## EXERCISE GOAL:
Beneath this sentence is a set of records; write each of them out exactly.

## MATERIAL:

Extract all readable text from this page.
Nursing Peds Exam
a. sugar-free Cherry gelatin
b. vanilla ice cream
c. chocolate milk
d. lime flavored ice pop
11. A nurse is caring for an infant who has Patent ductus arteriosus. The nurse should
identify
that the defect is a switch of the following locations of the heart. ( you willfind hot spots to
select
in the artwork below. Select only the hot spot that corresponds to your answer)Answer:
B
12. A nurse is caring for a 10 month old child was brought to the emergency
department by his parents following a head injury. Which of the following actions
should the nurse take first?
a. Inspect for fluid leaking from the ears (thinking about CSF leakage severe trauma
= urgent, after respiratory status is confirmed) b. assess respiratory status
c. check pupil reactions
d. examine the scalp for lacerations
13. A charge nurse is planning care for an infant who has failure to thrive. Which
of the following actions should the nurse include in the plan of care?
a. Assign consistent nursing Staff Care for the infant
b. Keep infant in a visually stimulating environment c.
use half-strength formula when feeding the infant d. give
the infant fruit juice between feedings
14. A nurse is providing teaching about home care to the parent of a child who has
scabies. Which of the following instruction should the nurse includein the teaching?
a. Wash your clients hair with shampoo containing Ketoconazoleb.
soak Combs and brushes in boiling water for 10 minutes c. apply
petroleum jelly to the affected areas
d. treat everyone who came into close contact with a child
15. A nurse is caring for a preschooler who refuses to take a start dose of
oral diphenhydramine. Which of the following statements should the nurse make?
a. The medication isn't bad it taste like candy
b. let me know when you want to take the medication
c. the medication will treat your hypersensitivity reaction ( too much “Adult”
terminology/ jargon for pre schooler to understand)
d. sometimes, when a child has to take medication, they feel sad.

## THE REPLY:
Extract all readable text from this page.
Nursing Peds Exam
a. sugar-free Cherry gelatin
b. vanilla ice cream
c. chocolate milk
d. lime flavored ice pop
11. A nurse is caring for an infant who has Patent ductus arteriosus. The nurse should
identify
that the defect is a switch of the following locations of the heart. ( you willfind hot spots to
select
in the artwork below. Select only the hot spot that corresponds to your answer)Answer:
B
12. A nurse is caring for a 10 month old child was brought to the emergency
department by his parents following a head injury. Which of the following actions
should the nurse take first?
a. Inspect for fluid leaking from the ears (thinking about CSF leakage severe trauma
= urgent, after respiratory status is confirmed) b. assess respiratory status
c. check pupil reactions
d. examine the scalp for lacerations
13. A charge nurse is planning care for an infant who has failure to thrive. Which
of the following actions should the nurse include in the plan of care?
a. Assign consistent nursing Staff Care for the infant
b. Keep infant in a visually stimulating environment c.
use half-strength formula when feeding the infant d. give
the infant fruit juice between feedings
14. A nurse is providing teaching about home care to the parent of a child who has
scabies. Which of the following instruction should the nurse includein the teaching?
a. Wash your clients hair with shampoo containing Ketoconazoleb.
soak Combs and brushes in boiling water for 10 minutes c. apply
petroleum jelly to the affected areas
d. treat everyone who came into close contact with a child
15. A nurse is caring for a preschooler who refuses to take a start dose of
oral diphenhydramine. Which of the following statements should the nurse make?
a. The medication isn't bad it taste like candy
b. let me know when you want to take the medication
c. the medication will treat your hypersensitivity reaction ( too much “Adult”
terminology/ jargon for pre schooler to understand)
d. sometimes, when a child has to take medication, they feel sad.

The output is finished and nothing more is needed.